Reproduce all of the data word for word.

→ Data excerpts:
━━━━━━━━
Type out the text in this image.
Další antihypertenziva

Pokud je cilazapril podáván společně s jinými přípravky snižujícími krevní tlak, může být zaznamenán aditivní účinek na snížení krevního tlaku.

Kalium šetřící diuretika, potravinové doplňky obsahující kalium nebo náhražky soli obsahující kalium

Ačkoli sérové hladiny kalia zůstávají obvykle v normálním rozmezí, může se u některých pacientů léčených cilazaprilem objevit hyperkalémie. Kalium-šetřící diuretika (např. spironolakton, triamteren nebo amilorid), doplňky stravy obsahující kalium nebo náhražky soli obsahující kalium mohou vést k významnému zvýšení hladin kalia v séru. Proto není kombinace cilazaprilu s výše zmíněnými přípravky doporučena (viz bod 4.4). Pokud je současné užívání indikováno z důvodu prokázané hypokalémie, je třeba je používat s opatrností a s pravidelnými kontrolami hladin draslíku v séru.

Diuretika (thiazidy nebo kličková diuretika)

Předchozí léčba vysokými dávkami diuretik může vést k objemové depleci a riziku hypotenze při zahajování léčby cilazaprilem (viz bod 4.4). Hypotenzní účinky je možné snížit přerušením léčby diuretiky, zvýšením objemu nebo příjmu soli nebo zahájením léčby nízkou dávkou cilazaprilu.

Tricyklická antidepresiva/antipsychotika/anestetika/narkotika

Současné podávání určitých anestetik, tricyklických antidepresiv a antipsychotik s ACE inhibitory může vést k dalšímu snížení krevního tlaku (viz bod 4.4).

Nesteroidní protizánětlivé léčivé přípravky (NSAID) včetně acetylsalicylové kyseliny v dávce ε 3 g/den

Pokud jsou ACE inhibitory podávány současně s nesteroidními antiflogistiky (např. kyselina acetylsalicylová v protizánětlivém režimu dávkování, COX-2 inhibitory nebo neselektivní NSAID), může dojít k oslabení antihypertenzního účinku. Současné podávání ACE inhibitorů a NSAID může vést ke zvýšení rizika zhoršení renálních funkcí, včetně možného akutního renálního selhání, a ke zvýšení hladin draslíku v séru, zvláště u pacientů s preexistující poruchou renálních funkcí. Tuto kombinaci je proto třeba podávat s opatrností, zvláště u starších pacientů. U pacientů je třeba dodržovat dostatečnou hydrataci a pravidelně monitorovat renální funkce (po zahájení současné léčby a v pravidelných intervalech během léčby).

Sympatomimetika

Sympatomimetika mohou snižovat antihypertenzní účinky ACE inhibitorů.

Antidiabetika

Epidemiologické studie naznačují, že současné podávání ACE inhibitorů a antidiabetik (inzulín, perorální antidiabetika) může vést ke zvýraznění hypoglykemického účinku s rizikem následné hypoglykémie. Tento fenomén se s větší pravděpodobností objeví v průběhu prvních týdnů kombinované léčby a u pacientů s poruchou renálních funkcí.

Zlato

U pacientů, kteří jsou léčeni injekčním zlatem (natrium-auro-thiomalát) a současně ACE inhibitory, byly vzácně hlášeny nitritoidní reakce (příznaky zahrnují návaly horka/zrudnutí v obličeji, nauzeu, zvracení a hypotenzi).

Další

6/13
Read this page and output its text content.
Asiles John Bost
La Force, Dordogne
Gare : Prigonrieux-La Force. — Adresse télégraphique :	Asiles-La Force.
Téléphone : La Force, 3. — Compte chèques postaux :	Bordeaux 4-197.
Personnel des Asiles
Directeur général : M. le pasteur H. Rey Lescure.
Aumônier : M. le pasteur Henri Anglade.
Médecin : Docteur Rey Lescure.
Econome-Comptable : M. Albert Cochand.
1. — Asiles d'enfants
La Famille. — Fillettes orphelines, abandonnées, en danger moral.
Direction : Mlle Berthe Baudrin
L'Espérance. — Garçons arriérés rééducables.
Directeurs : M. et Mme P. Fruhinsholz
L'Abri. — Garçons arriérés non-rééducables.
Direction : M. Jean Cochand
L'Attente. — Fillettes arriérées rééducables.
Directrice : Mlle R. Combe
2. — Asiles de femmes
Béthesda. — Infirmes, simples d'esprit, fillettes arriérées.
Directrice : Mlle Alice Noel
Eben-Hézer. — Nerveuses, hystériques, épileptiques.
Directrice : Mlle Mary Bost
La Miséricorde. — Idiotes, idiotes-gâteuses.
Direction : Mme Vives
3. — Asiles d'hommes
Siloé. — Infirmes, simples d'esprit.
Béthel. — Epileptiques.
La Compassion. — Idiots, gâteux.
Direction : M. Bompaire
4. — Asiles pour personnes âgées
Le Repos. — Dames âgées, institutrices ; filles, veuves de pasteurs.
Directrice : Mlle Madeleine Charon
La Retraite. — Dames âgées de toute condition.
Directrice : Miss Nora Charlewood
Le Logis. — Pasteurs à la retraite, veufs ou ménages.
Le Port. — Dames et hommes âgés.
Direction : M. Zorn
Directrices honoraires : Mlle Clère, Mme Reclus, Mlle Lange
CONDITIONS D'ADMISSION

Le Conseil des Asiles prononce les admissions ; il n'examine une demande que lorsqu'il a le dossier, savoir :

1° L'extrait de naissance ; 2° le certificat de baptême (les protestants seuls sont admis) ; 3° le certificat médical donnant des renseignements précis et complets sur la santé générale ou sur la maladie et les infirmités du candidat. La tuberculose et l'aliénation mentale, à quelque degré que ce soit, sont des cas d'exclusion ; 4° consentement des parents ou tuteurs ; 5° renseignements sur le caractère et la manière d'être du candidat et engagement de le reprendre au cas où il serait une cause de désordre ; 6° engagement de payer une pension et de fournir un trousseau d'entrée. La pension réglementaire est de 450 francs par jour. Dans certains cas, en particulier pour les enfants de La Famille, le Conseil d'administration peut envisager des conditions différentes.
━━━━━━━━
→ Solution for this problem:
Type out the text in this image.
Další antihypertenziva

Pokud je cilazapril podáván společně s jinými přípravky snižujícími krevní tlak, může být zaznamenán aditivní účinek na snížení krevního tlaku.

Kalium šetřící diuretika, potravinové doplňky obsahující kalium nebo náhražky soli obsahující kalium

Ačkoli sérové hladiny kalia zůstávají obvykle v normálním rozmezí, může se u některých pacientů léčených cilazaprilem objevit hyperkalémie. Kalium-šetřící diuretika (např. spironolakton, triamteren nebo amilorid), doplňky stravy obsahující kalium nebo náhražky soli obsahující kalium mohou vést k významnému zvýšení hladin kalia v séru. Proto není kombinace cilazaprilu s výše zmíněnými přípravky doporučena (viz bod 4.4). Pokud je současné užívání indikováno z důvodu prokázané hypokalémie, je třeba je používat s opatrností a s pravidelnými kontrolami hladin draslíku v séru.

Diuretika (thiazidy nebo kličková diuretika)

Předchozí léčba vysokými dávkami diuretik může vést k objemové depleci a riziku hypotenze při zahajování léčby cilazaprilem (viz bod 4.4). Hypotenzní účinky je možné snížit přerušením léčby diuretiky, zvýšením objemu nebo příjmu soli nebo zahájením léčby nízkou dávkou cilazaprilu.

Tricyklická antidepresiva/antipsychotika/anestetika/narkotika

Současné podávání určitých anestetik, tricyklických antidepresiv a antipsychotik s ACE inhibitory může vést k dalšímu snížení krevního tlaku (viz bod 4.4).

Nesteroidní protizánětlivé léčivé přípravky (NSAID) včetně acetylsalicylové kyseliny v dávce ε 3 g/den

Pokud jsou ACE inhibitory podávány současně s nesteroidními antiflogistiky (např. kyselina acetylsalicylová v protizánětlivém režimu dávkování, COX-2 inhibitory nebo neselektivní NSAID), může dojít k oslabení antihypertenzního účinku. Současné podávání ACE inhibitorů a NSAID může vést ke zvýšení rizika zhoršení renálních funkcí, včetně možného akutního renálního selhání, a ke zvýšení hladin draslíku v séru, zvláště u pacientů s preexistující poruchou renálních funkcí. Tuto kombinaci je proto třeba podávat s opatrností, zvláště u starších pacientů. U pacientů je třeba dodržovat dostatečnou hydrataci a pravidelně monitorovat renální funkce (po zahájení současné léčby a v pravidelných intervalech během léčby).

Sympatomimetika

Sympatomimetika mohou snižovat antihypertenzní účinky ACE inhibitorů.

Antidiabetika

Epidemiologické studie naznačují, že současné podávání ACE inhibitorů a antidiabetik (inzulín, perorální antidiabetika) může vést ke zvýraznění hypoglykemického účinku s rizikem následné hypoglykémie. Tento fenomén se s větší pravděpodobností objeví v průběhu prvních týdnů kombinované léčby a u pacientů s poruchou renálních funkcí.

Zlato

U pacientů, kteří jsou léčeni injekčním zlatem (natrium-auro-thiomalát) a současně ACE inhibitory, byly vzácně hlášeny nitritoidní reakce (příznaky zahrnují návaly horka/zrudnutí v obličeji, nauzeu, zvracení a hypotenzi).

Další

6/13
Read this page and output its text content.
Asiles John Bost
La Force, Dordogne
Gare : Prigonrieux-La Force. — Adresse télégraphique :	Asiles-La Force.
Téléphone : La Force, 3. — Compte chèques postaux :	Bordeaux 4-197.
Personnel des Asiles
Directeur général : M. le pasteur H. Rey Lescure.
Aumônier : M. le pasteur Henri Anglade.
Médecin : Docteur Rey Lescure.
Econome-Comptable : M. Albert Cochand.
1. — Asiles d'enfants
La Famille. — Fillettes orphelines, abandonnées, en danger moral.
Direction : Mlle Berthe Baudrin
L'Espérance. — Garçons arriérés rééducables.
Directeurs : M. et Mme P. Fruhinsholz
L'Abri. — Garçons arriérés non-rééducables.
Direction : M. Jean Cochand
L'Attente. — Fillettes arriérées rééducables.
Directrice : Mlle R. Combe
2. — Asiles de femmes
Béthesda. — Infirmes, simples d'esprit, fillettes arriérées.
Directrice : Mlle Alice Noel
Eben-Hézer. — Nerveuses, hystériques, épileptiques.
Directrice : Mlle Mary Bost
La Miséricorde. — Idiotes, idiotes-gâteuses.
Direction : Mme Vives
3. — Asiles d'hommes
Siloé. — Infirmes, simples d'esprit.
Béthel. — Epileptiques.
La Compassion. — Idiots, gâteux.
Direction : M. Bompaire
4. — Asiles pour personnes âgées
Le Repos. — Dames âgées, institutrices ; filles, veuves de pasteurs.
Directrice : Mlle Madeleine Charon
La Retraite. — Dames âgées de toute condition.
Directrice : Miss Nora Charlewood
Le Logis. — Pasteurs à la retraite, veufs ou ménages.
Le Port. — Dames et hommes âgés.
Direction : M. Zorn
Directrices honoraires : Mlle Clère, Mme Reclus, Mlle Lange
CONDITIONS D'ADMISSION

Le Conseil des Asiles prononce les admissions ; il n'examine une demande que lorsqu'il a le dossier, savoir :

1° L'extrait de naissance ; 2° le certificat de baptême (les protestants seuls sont admis) ; 3° le certificat médical donnant des renseignements précis et complets sur la santé générale ou sur la maladie et les infirmités du candidat. La tuberculose et l'aliénation mentale, à quelque degré que ce soit, sont des cas d'exclusion ; 4° consentement des parents ou tuteurs ; 5° renseignements sur le caractère et la manière d'être du candidat et engagement de le reprendre au cas où il serait une cause de désordre ; 6° engagement de payer une pension et de fournir un trousseau d'entrée. La pension réglementaire est de 450 francs par jour. Dans certains cas, en particulier pour les enfants de La Famille, le Conseil d'administration peut envisager des conditions différentes.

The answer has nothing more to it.